[課題 A] 下の記録の冒頭から「weather-condition: Clear —」を含む行までを、その行も含めて一字一句変えずに引用してください。
***** 出典
桜の園と、新しい時代と、演劇と
PARCO劇場50周年記念の舞台「桜の園」をようやく観ることができた。
チケットは発券手数料など込みで12.000円強。
望んでいた、前寄りの、わりと真ん中に一つだけ席が空いていた奇跡。
しかし、観劇日の2日前に咳が止まらなくなり断念。
演劇が好きな姉に観に行ってもらった。
出演者のみなさん、豪華絢爛だった。
もう観ることはできない、と諦めていたら、NHKで深夜に上映されたので、観ることができた。
私は登場人物の名前を覚えるのが苦手で、さらに外国名となると、全くついていけなくなる。
桜の園の舞台は、貴族の時代が終わり、新しい時代に移り変わっていく、とある貴族や周りの人間の物語。
**********
***** 対象データ
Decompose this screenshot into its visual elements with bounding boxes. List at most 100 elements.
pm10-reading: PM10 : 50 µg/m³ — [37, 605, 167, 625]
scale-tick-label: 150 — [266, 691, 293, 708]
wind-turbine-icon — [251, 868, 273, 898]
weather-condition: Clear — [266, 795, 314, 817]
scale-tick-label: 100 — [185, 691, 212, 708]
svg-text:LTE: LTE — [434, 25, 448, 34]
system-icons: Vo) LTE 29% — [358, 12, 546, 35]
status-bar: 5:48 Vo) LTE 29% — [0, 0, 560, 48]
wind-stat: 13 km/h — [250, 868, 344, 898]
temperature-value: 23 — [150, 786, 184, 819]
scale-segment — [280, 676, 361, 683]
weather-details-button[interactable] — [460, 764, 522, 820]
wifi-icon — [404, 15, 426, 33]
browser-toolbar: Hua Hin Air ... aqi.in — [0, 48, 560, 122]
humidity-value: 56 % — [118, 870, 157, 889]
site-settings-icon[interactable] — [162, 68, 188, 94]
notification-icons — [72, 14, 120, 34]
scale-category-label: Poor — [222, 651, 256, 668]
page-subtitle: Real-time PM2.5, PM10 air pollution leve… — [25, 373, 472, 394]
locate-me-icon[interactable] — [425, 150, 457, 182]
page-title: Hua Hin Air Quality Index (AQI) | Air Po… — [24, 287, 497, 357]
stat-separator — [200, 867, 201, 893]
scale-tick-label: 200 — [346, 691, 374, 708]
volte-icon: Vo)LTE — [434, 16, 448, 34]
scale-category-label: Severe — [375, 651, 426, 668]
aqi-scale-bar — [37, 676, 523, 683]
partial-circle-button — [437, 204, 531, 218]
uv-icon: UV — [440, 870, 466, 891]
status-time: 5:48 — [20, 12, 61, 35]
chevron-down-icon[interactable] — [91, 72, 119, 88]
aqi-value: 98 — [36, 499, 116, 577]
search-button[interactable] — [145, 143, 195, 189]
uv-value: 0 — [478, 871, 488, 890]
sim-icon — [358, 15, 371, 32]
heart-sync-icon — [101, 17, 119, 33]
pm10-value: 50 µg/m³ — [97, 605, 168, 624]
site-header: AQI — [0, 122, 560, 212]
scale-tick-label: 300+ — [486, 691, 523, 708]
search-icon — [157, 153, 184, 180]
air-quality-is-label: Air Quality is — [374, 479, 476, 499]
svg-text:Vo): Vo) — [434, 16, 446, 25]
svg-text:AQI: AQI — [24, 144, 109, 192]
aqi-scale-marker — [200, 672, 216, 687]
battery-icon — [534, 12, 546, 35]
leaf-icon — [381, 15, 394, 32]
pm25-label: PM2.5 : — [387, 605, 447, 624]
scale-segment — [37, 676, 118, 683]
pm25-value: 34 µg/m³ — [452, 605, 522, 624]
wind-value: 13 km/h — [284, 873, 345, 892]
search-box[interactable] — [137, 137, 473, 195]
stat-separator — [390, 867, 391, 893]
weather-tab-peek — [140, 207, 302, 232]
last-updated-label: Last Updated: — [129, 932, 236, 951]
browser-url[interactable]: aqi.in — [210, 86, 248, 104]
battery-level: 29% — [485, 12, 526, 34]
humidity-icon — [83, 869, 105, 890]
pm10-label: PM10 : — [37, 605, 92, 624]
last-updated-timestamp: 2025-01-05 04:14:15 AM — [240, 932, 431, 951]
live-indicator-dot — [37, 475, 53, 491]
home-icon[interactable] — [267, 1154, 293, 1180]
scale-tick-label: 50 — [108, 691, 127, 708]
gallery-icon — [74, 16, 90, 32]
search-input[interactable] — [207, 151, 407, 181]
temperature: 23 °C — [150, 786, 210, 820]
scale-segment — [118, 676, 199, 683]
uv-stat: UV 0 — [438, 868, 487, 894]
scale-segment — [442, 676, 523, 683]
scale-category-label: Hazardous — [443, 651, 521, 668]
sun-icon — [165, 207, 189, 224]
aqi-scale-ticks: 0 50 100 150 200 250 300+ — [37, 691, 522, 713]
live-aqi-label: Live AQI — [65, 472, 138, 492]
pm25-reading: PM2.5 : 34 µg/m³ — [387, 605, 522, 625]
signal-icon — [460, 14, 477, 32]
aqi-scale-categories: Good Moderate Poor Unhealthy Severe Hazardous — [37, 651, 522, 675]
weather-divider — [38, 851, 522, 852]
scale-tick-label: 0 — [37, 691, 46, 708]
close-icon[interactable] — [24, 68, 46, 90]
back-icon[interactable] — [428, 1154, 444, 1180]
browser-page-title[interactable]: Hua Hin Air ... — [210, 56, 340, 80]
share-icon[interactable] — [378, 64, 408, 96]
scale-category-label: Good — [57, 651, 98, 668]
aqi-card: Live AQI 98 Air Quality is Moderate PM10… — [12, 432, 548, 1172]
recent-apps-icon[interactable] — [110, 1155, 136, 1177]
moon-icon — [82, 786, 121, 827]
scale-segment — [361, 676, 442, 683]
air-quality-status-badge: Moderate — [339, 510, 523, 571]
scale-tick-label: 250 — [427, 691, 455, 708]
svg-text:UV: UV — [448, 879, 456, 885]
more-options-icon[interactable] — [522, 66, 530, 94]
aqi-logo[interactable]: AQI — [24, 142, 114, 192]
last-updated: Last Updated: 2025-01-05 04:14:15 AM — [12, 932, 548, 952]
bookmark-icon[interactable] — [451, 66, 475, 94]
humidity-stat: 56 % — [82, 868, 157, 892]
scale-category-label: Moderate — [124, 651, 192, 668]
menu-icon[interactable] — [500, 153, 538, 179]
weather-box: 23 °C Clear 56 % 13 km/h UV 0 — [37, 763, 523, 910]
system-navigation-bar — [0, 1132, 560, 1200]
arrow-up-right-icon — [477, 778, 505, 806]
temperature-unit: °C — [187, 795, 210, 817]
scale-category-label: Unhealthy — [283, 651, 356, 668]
**********
[課題 B] 上の出典のうち、「チケットは発券手数料など込みで12.000円強。」から「と、全くついていけなくなる。」までを一字一句違えずに出力してください。

[最終結果 A]
Decompose this screenshot into its visual elements with bounding boxes. List at most 100 elements.
pm10-reading: PM10 : 50 µg/m³ — [37, 605, 167, 625]
scale-tick-label: 150 — [266, 691, 293, 708]
wind-turbine-icon — [251, 868, 273, 898]
weather-condition: Clear — [266, 795, 314, 817]

[最終結果 B]
チケットは発券手数料など込みで12.000円強。
望んでいた、前寄りの、わりと真ん中に一つだけ席が空いていた奇跡。
しかし、観劇日の2日前に咳が止まらなくなり断念。
演劇が好きな姉に観に行ってもらった。
出演者のみなさん、豪華絢爛だった。
もう観ることはできない、と諦めていたら、NHKで深夜に上映されたので、観ることができた。
私は登場人物の名前を覚えるのが苦手で、さらに外国名となると、全くついていけなくなる。